>> Begin Supplied material

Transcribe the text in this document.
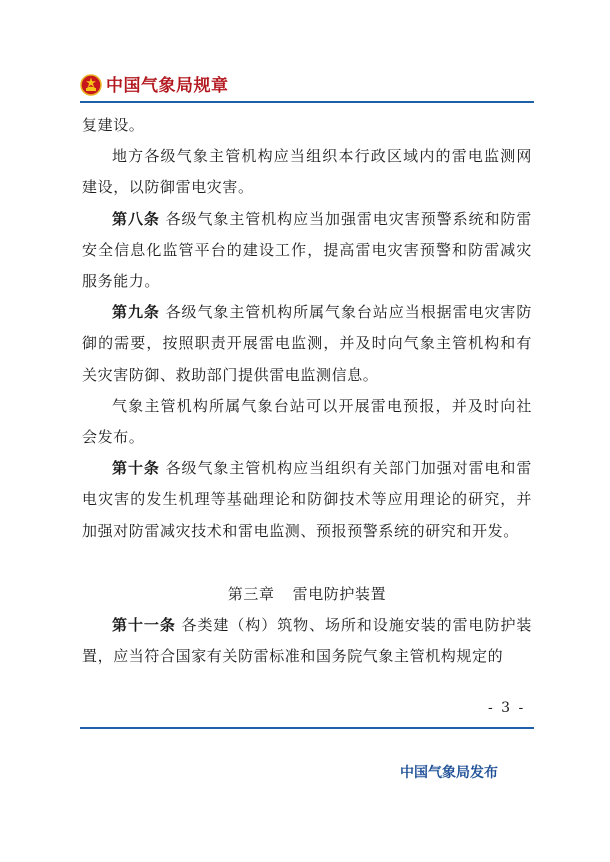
中国气象局规章

复建设。

地方各级气象主管机构应当组织本行政区域内的雷电监测网建设，以防御雷电灾害。

第八条 各级气象主管机构应当加强雷电灾害预警系统和防雷安全信息化监管平台的建设工作，提高雷电灾害预警和防雷减灾服务能力。

第九条 各级气象主管机构所属气象台站应当根据雷电灾害防御的需要，按照职责开展雷电监测，并及时向气象主管机构和有关灾害防御、救助部门提供雷电监测信息。

气象主管机构所属气象台站可以开展雷电预报，并及时向社会发布。

第十条 各级气象主管机构应当组织有关部门加强对雷电和雷电灾害的发生机理等基础理论和防御技术等应用理论的研究，并加强对防雷减灾技术和雷电监测、预报预警系统的研究和开发。

第三章 雷电防护装置

第十一条 各类建（构）筑物、场所和设施安装的雷电防护装置，应当符合国家有关防雷标准和国务院气象主管机构规定的

- 3 -
中国气象局发布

>> End Supplied material

→ Written request
From the listing, extract all text exactly as given and drop any picture.

→ Task solution
Transcribe the text in this document.
中国气象局规章

复建设。

地方各级气象主管机构应当组织本行政区域内的雷电监测网建设，以防御雷电灾害。

第八条 各级气象主管机构应当加强雷电灾害预警系统和防雷安全信息化监管平台的建设工作，提高雷电灾害预警和防雷减灾服务能力。

第九条 各级气象主管机构所属气象台站应当根据雷电灾害防御的需要，按照职责开展雷电监测，并及时向气象主管机构和有关灾害防御、救助部门提供雷电监测信息。

气象主管机构所属气象台站可以开展雷电预报，并及时向社会发布。

第十条 各级气象主管机构应当组织有关部门加强对雷电和雷电灾害的发生机理等基础理论和防御技术等应用理论的研究，并加强对防雷减灾技术和雷电监测、预报预警系统的研究和开发。

第三章 雷电防护装置

第十一条 各类建（构）筑物、场所和设施安装的雷电防护装置，应当符合国家有关防雷标准和国务院气象主管机构规定的

- 3 -
中国气象局发布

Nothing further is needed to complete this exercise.